%%

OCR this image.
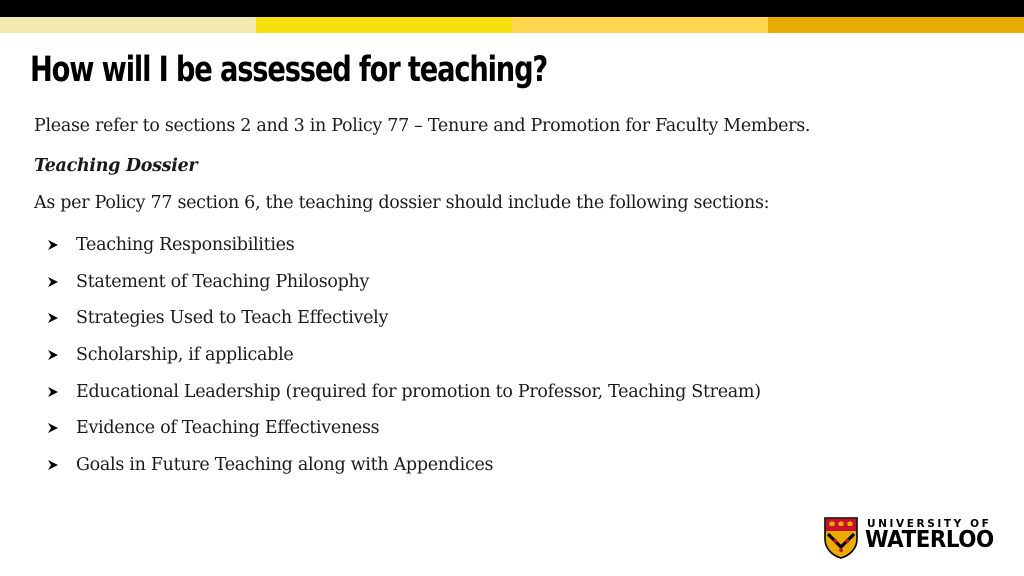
How will I be assessed for teaching?

Please refer to sections 2 and 3 in Policy 77 – Tenure and Promotion for Faculty Members.

Teaching Dossier

As per Policy 77 section 6, the teaching dossier should include the following sections:

Teaching Responsibilities
Statement of Teaching Philosophy
Strategies Used to Teach Effectively
Scholarship, if applicable
Educational Leadership (required for promotion to Professor, Teaching Stream)
Evidence of Teaching Effectiveness
Goals in Future Teaching along with Appendices
UNIVERSITY OF
WATERLOO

%%

◆ Objective ◆
Identify the lines in the records above that contain the word "sections", then state how many there are and nothing more.

◆ The completed task ◆
2